(Extracts from a graphics dataset)
------------------------------------------------

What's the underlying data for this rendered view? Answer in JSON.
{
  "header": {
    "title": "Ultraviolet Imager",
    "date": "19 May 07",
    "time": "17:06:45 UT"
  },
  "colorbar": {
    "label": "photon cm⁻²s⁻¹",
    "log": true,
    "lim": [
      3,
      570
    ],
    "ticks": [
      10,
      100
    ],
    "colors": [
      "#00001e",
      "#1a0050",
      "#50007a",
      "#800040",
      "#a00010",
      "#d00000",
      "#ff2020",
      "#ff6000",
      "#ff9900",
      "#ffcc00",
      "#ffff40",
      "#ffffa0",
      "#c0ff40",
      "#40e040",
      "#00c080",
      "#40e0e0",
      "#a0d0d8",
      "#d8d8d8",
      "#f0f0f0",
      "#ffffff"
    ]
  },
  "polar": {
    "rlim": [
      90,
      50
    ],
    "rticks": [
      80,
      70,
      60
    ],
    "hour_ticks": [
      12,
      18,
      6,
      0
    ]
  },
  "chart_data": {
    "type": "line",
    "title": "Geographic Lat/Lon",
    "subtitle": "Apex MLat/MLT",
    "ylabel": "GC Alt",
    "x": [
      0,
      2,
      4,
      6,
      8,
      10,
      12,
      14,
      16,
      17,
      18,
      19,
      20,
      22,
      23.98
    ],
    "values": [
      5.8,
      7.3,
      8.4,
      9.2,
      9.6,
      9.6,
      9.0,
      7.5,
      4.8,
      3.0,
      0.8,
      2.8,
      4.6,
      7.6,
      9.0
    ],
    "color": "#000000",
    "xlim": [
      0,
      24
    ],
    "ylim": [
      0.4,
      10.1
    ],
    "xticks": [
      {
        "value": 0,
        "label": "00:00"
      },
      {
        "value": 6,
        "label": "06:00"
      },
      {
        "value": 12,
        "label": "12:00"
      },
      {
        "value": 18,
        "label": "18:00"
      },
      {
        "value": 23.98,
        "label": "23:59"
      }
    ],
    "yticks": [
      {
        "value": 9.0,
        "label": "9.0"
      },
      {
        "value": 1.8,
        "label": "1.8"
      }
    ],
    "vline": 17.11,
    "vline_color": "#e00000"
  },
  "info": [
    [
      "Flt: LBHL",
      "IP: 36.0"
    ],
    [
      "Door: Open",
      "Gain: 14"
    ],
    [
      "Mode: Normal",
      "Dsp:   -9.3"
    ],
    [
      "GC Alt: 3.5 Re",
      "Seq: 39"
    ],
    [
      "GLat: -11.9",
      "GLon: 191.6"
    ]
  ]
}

------------------------------------------------

_Stated goal_. Reproduce every record, matching each line exactly.

_The solution_.
What's the underlying data for this rendered view? Answer in JSON.
{
  "header": {
    "title": "Ultraviolet Imager",
    "date": "19 May 07",
    "time": "17:06:45 UT"
  },
  "colorbar": {
    "label": "photon cm⁻²s⁻¹",
    "log": true,
    "lim": [
      3,
      570
    ],
    "ticks": [
      10,
      100
    ],
    "colors": [
      "#00001e",
      "#1a0050",
      "#50007a",
      "#800040",
      "#a00010",
      "#d00000",
      "#ff2020",
      "#ff6000",
      "#ff9900",
      "#ffcc00",
      "#ffff40",
      "#ffffa0",
      "#c0ff40",
      "#40e040",
      "#00c080",
      "#40e0e0",
      "#a0d0d8",
      "#d8d8d8",
      "#f0f0f0",
      "#ffffff"
    ]
  },
  "polar": {
    "rlim": [
      90,
      50
    ],
    "rticks": [
      80,
      70,
      60
    ],
    "hour_ticks": [
      12,
      18,
      6,
      0
    ]
  },
  "chart_data": {
    "type": "line",
    "title": "Geographic Lat/Lon",
    "subtitle": "Apex MLat/MLT",
    "ylabel": "GC Alt",
    "x": [
      0,
      2,
      4,
      6,
      8,
      10,
      12,
      14,
      16,
      17,
      18,
      19,
      20,
      22,
      23.98
    ],
    "values": [
      5.8,
      7.3,
      8.4,
      9.2,
      9.6,
      9.6,
      9.0,
      7.5,
      4.8,
      3.0,
      0.8,
      2.8,
      4.6,
      7.6,
      9.0
    ],
    "color": "#000000",
    "xlim": [
      0,
      24
    ],
    "ylim": [
      0.4,
      10.1
    ],
    "xticks": [
      {
        "value": 0,
        "label": "00:00"
      },
      {
        "value": 6,
        "label": "06:00"
      },
      {
        "value": 12,
        "label": "12:00"
      },
      {
        "value": 18,
        "label": "18:00"
      },
      {
        "value": 23.98,
        "label": "23:59"
      }
    ],
    "yticks": [
      {
        "value": 9.0,
        "label": "9.0"
      },
      {
        "value": 1.8,
        "label": "1.8"
      }
    ],
    "vline": 17.11,
    "vline_color": "#e00000"
  },
  "info": [
    [
      "Flt: LBHL",
      "IP: 36.0"
    ],
    [
      "Door: Open",
      "Gain: 14"
    ],
    [
      "Mode: Normal",
      "Dsp:   -9.3"
    ],
    [
      "GC Alt: 3.5 Re",
      "Seq: 39"
    ],
    [
      "GLat: -11.9",
      "GLon: 191.6"
    ]
  ]
}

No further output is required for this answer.